Stated goal
Write out the whole listing exactly as it stands.

Chart and figure data:
* * * *
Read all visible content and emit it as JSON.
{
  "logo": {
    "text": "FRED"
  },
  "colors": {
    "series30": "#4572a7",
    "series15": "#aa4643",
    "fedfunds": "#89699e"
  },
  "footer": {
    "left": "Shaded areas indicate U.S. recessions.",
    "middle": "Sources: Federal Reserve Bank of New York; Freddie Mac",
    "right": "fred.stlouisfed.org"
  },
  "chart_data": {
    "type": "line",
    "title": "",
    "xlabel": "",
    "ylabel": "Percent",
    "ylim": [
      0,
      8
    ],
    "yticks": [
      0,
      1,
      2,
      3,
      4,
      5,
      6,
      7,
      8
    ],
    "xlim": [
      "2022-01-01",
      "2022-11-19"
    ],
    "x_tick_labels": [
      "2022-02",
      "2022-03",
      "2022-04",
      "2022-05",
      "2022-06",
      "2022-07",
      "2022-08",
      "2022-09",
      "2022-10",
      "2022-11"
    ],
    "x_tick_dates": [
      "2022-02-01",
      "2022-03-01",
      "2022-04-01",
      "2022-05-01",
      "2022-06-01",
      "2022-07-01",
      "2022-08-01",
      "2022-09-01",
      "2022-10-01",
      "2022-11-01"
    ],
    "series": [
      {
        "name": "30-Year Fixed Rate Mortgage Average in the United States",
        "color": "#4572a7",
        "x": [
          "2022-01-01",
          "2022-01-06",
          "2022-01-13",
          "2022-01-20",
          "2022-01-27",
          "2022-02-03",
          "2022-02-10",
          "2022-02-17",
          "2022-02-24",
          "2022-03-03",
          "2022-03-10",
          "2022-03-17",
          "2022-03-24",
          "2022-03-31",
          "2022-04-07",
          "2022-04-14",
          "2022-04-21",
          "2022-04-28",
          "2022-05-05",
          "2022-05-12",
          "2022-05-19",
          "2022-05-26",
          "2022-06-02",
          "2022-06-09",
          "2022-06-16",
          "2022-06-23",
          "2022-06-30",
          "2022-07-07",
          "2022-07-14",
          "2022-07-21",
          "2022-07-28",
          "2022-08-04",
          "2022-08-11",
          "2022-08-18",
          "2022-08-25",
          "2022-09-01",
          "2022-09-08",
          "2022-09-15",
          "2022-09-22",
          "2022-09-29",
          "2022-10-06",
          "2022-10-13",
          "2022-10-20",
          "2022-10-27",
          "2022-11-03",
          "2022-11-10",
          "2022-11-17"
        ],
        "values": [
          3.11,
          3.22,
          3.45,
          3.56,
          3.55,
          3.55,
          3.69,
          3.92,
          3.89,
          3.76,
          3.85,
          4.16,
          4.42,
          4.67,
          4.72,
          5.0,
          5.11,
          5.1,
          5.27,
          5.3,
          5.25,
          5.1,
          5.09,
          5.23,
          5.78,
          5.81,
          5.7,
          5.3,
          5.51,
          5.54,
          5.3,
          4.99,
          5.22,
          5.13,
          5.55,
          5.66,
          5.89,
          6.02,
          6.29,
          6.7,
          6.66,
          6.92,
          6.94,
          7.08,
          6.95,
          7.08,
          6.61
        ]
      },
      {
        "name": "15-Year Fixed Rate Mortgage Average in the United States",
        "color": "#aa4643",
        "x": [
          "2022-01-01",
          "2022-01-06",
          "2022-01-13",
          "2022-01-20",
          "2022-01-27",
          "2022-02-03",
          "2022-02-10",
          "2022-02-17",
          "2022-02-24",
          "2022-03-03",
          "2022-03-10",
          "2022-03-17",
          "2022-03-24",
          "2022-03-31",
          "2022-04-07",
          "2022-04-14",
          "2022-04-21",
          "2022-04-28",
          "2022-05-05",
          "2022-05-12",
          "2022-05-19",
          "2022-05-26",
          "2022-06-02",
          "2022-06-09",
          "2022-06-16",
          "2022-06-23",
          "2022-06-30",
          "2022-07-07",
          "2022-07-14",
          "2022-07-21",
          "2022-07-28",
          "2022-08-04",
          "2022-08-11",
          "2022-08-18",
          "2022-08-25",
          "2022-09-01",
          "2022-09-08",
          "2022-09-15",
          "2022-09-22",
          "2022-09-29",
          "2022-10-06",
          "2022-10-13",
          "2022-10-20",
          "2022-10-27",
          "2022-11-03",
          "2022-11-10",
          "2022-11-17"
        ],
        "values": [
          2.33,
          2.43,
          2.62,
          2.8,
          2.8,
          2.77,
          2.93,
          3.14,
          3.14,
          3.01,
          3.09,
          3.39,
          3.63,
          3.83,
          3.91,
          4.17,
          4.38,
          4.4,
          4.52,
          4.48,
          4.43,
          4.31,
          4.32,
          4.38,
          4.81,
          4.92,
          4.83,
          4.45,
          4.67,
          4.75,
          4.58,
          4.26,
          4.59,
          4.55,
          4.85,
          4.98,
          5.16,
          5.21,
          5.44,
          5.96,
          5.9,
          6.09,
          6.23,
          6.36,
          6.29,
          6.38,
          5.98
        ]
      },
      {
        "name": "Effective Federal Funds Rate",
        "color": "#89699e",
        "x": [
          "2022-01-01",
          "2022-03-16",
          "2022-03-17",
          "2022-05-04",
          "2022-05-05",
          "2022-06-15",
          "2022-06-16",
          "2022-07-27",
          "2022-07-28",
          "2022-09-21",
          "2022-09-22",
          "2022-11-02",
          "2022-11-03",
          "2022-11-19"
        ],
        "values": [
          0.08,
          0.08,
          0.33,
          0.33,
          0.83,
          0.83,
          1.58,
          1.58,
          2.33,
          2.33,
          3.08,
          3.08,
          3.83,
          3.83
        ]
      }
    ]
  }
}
* * * *
Solution for this exercise
Read all visible content and emit it as JSON.
{
  "logo": {
    "text": "FRED"
  },
  "colors": {
    "series30": "#4572a7",
    "series15": "#aa4643",
    "fedfunds": "#89699e"
  },
  "footer": {
    "left": "Shaded areas indicate U.S. recessions.",
    "middle": "Sources: Federal Reserve Bank of New York; Freddie Mac",
    "right": "fred.stlouisfed.org"
  },
  "chart_data": {
    "type": "line",
    "title": "",
    "xlabel": "",
    "ylabel": "Percent",
    "ylim": [
      0,
      8
    ],
    "yticks": [
      0,
      1,
      2,
      3,
      4,
      5,
      6,
      7,
      8
    ],
    "xlim": [
      "2022-01-01",
      "2022-11-19"
    ],
    "x_tick_labels": [
      "2022-02",
      "2022-03",
      "2022-04",
      "2022-05",
      "2022-06",
      "2022-07",
      "2022-08",
      "2022-09",
      "2022-10",
      "2022-11"
    ],
    "x_tick_dates": [
      "2022-02-01",
      "2022-03-01",
      "2022-04-01",
      "2022-05-01",
      "2022-06-01",
      "2022-07-01",
      "2022-08-01",
      "2022-09-01",
      "2022-10-01",
      "2022-11-01"
    ],
    "series": [
      {
        "name": "30-Year Fixed Rate Mortgage Average in the United States",
        "color": "#4572a7",
        "x": [
          "2022-01-01",
          "2022-01-06",
          "2022-01-13",
          "2022-01-20",
          "2022-01-27",
          "2022-02-03",
          "2022-02-10",
          "2022-02-17",
          "2022-02-24",
          "2022-03-03",
          "2022-03-10",
          "2022-03-17",
          "2022-03-24",
          "2022-03-31",
          "2022-04-07",
          "2022-04-14",
          "2022-04-21",
          "2022-04-28",
          "2022-05-05",
          "2022-05-12",
          "2022-05-19",
          "2022-05-26",
          "2022-06-02",
          "2022-06-09",
          "2022-06-16",
          "2022-06-23",
          "2022-06-30",
          "2022-07-07",
          "2022-07-14",
          "2022-07-21",
          "2022-07-28",
          "2022-08-04",
          "2022-08-11",
          "2022-08-18",
          "2022-08-25",
          "2022-09-01",
          "2022-09-08",
          "2022-09-15",
          "2022-09-22",
          "2022-09-29",
          "2022-10-06",
          "2022-10-13",
          "2022-10-20",
          "2022-10-27",
          "2022-11-03",
          "2022-11-10",
          "2022-11-17"
        ],
        "values": [
          3.11,
          3.22,
          3.45,
          3.56,
          3.55,
          3.55,
          3.69,
          3.92,
          3.89,
          3.76,
          3.85,
          4.16,
          4.42,
          4.67,
          4.72,
          5.0,
          5.11,
          5.1,
          5.27,
          5.3,
          5.25,
          5.1,
          5.09,
          5.23,
          5.78,
          5.81,
          5.7,
          5.3,
          5.51,
          5.54,
          5.3,
          4.99,
          5.22,
          5.13,
          5.55,
          5.66,
          5.89,
          6.02,
          6.29,
          6.7,
          6.66,
          6.92,
          6.94,
          7.08,
          6.95,
          7.08,
          6.61
        ]
      },
      {
        "name": "15-Year Fixed Rate Mortgage Average in the United States",
        "color": "#aa4643",
        "x": [
          "2022-01-01",
          "2022-01-06",
          "2022-01-13",
          "2022-01-20",
          "2022-01-27",
          "2022-02-03",
          "2022-02-10",
          "2022-02-17",
          "2022-02-24",
          "2022-03-03",
          "2022-03-10",
          "2022-03-17",
          "2022-03-24",
          "2022-03-31",
          "2022-04-07",
          "2022-04-14",
          "2022-04-21",
          "2022-04-28",
          "2022-05-05",
          "2022-05-12",
          "2022-05-19",
          "2022-05-26",
          "2022-06-02",
          "2022-06-09",
          "2022-06-16",
          "2022-06-23",
          "2022-06-30",
          "2022-07-07",
          "2022-07-14",
          "2022-07-21",
          "2022-07-28",
          "2022-08-04",
          "2022-08-11",
          "2022-08-18",
          "2022-08-25",
          "2022-09-01",
          "2022-09-08",
          "2022-09-15",
          "2022-09-22",
          "2022-09-29",
          "2022-10-06",
          "2022-10-13",
          "2022-10-20",
          "2022-10-27",
          "2022-11-03",
          "2022-11-10",
          "2022-11-17"
        ],
        "values": [
          2.33,
          2.43,
          2.62,
          2.8,
          2.8,
          2.77,
          2.93,
          3.14,
          3.14,
          3.01,
          3.09,
          3.39,
          3.63,
          3.83,
          3.91,
          4.17,
          4.38,
          4.4,
          4.52,
          4.48,
          4.43,
          4.31,
          4.32,
          4.38,
          4.81,
          4.92,
          4.83,
          4.45,
          4.67,
          4.75,
          4.58,
          4.26,
          4.59,
          4.55,
          4.85,
          4.98,
          5.16,
          5.21,
          5.44,
          5.96,
          5.9,
          6.09,
          6.23,
          6.36,
          6.29,
          6.38,
          5.98
        ]
      },
      {
        "name": "Effective Federal Funds Rate",
        "color": "#89699e",
        "x": [
          "2022-01-01",
          "2022-03-16",
          "2022-03-17",
          "2022-05-04",
          "2022-05-05",
          "2022-06-15",
          "2022-06-16",
          "2022-07-27",
          "2022-07-28",
          "2022-09-21",
          "2022-09-22",
          "2022-11-02",
          "2022-11-03",
          "2022-11-19"
        ],
        "values": [
          0.08,
          0.08,
          0.33,
          0.33,
          0.83,
          0.83,
          1.58,
          1.58,
          2.33,
          2.33,
          3.08,
          3.08,
          3.83,
          3.83
        ]
      }
    ]
  }
}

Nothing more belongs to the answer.